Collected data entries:
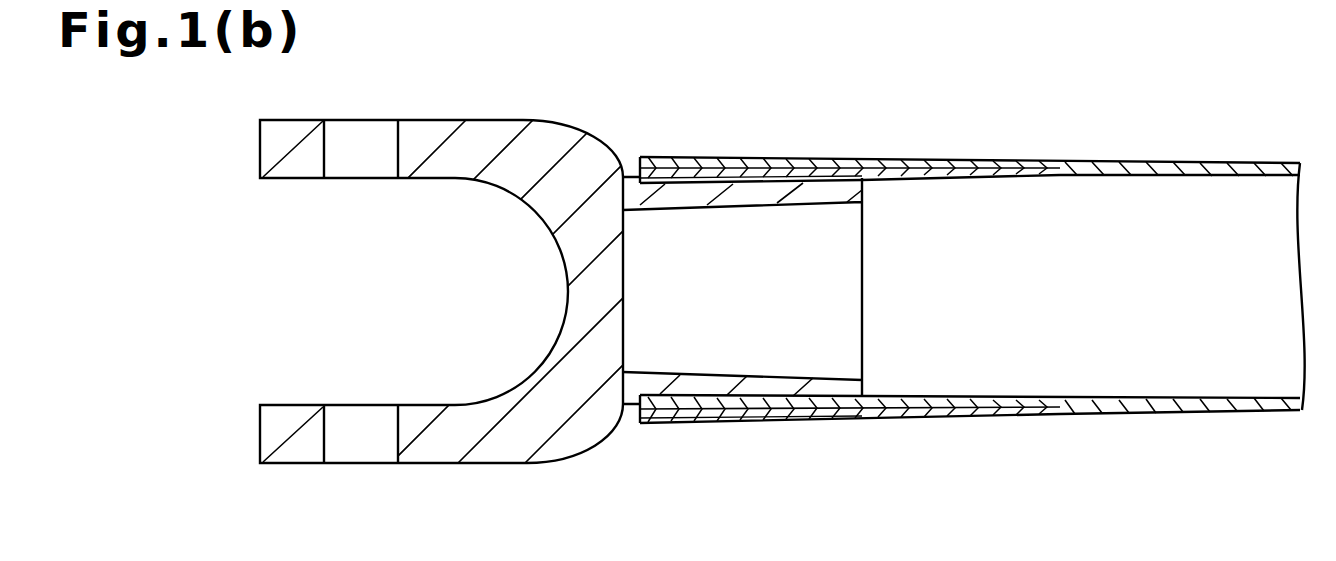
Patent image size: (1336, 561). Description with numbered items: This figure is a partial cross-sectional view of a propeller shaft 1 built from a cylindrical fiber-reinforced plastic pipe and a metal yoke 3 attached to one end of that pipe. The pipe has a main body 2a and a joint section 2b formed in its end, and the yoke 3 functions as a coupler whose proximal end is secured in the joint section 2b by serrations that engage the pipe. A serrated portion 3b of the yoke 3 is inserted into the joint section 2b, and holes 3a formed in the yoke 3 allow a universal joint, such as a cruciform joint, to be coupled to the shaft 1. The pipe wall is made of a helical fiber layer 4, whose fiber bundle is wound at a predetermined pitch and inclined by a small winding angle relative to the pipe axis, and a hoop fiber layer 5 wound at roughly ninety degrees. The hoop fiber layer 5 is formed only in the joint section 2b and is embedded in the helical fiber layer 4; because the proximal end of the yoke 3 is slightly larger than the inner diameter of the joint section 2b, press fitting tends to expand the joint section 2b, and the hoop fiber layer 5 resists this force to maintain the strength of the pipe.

The propeller shaft 1 is at (998, 129).
The main body 2a is at (1208, 166).
The joint section 2b is at (679, 156).
The yoke 3 is at (477, 133).
The hole 3a is at (327, 160).
The serrated portion 3b is at (670, 186).
The helical fiber layer 4 is at (846, 156).
The hoop fiber layer 5 is at (888, 176).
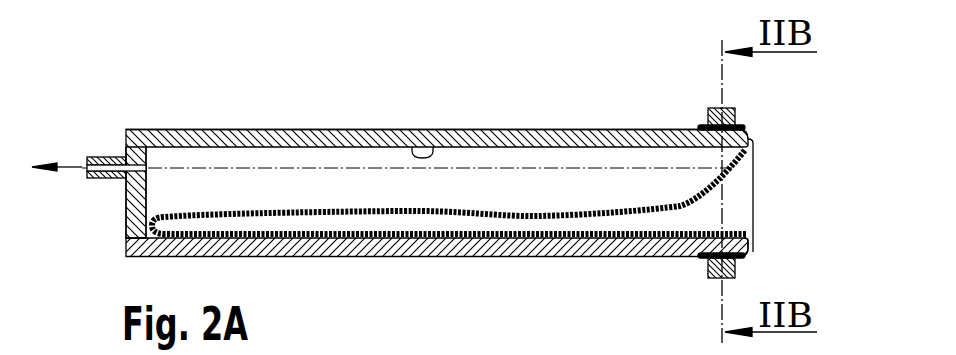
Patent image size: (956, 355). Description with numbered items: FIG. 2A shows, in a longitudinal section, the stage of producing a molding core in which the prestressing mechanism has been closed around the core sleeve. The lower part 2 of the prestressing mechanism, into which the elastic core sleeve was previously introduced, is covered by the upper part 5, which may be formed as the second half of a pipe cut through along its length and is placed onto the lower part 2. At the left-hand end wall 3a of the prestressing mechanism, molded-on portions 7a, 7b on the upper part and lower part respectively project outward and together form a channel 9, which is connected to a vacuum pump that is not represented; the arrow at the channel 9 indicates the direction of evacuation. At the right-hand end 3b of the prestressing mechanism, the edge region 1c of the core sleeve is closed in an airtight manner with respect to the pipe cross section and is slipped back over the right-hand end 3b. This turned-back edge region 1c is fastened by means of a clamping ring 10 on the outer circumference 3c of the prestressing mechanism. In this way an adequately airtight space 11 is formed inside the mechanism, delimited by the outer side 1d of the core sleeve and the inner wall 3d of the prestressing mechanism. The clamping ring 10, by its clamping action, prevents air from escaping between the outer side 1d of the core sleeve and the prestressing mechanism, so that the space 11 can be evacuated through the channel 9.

*WRITTEN TASK*
Write out every line above word for word, omitting the images.

*WORKED SOLUTION*
Patent image size: (1336, 561). Description with numbered items: This figure is a partial cross-sectional view of a propeller shaft 1 built from a cylindrical fiber-reinforced plastic pipe and a metal yoke 3 attached to one end of that pipe. The pipe has a main body 2a and a joint section 2b formed in its end, and the yoke 3 functions as a coupler whose proximal end is secured in the joint section 2b by serrations that engage the pipe. A serrated portion 3b of the yoke 3 is inserted into the joint section 2b, and holes 3a formed in the yoke 3 allow a universal joint, such as a cruciform joint, to be coupled to the shaft 1. The pipe wall is made of a helical fiber layer 4, whose fiber bundle is wound at a predetermined pitch and inclined by a small winding angle relative to the pipe axis, and a hoop fiber layer 5 wound at roughly ninety degrees. The hoop fiber layer 5 is formed only in the joint section 2b and is embedded in the helical fiber layer 4; because the proximal end of the yoke 3 is slightly larger than the inner diameter of the joint section 2b, press fitting tends to expand the joint section 2b, and the hoop fiber layer 5 resists this force to maintain the strength of the pipe.

The propeller shaft 1 is at (998, 129).
The main body 2a is at (1208, 166).
The joint section 2b is at (679, 156).
The yoke 3 is at (477, 133).
The hole 3a is at (327, 160).
The serrated portion 3b is at (670, 186).
The helical fiber layer 4 is at (846, 156).
The hoop fiber layer 5 is at (888, 176).
Patent image size: (956, 355). Description with numbered items: FIG. 2A shows, in a longitudinal section, the stage of producing a molding core in which the prestressing mechanism has been closed around the core sleeve. The lower part 2 of the prestressing mechanism, into which the elastic core sleeve was previously introduced, is covered by the upper part 5, which may be formed as the second half of a pipe cut through along its length and is placed onto the lower part 2. At the left-hand end wall 3a of the prestressing mechanism, molded-on portions 7a, 7b on the upper part and lower part respectively project outward and together form a channel 9, which is connected to a vacuum pump that is not represented; the arrow at the channel 9 indicates the direction of evacuation. At the right-hand end 3b of the prestressing mechanism, the edge region 1c of the core sleeve is closed in an airtight manner with respect to the pipe cross section and is slipped back over the right-hand end 3b. This turned-back edge region 1c is fastened by means of a clamping ring 10 on the outer circumference 3c of the prestressing mechanism. In this way an adequately airtight space 11 is formed inside the mechanism, delimited by the outer side 1d of the core sleeve and the inner wall 3d of the prestressing mechanism. The clamping ring 10, by its clamping action, prevents air from escaping between the outer side 1d of the core sleeve and the prestressing mechanism, so that the space 11 can be evacuated through the channel 9.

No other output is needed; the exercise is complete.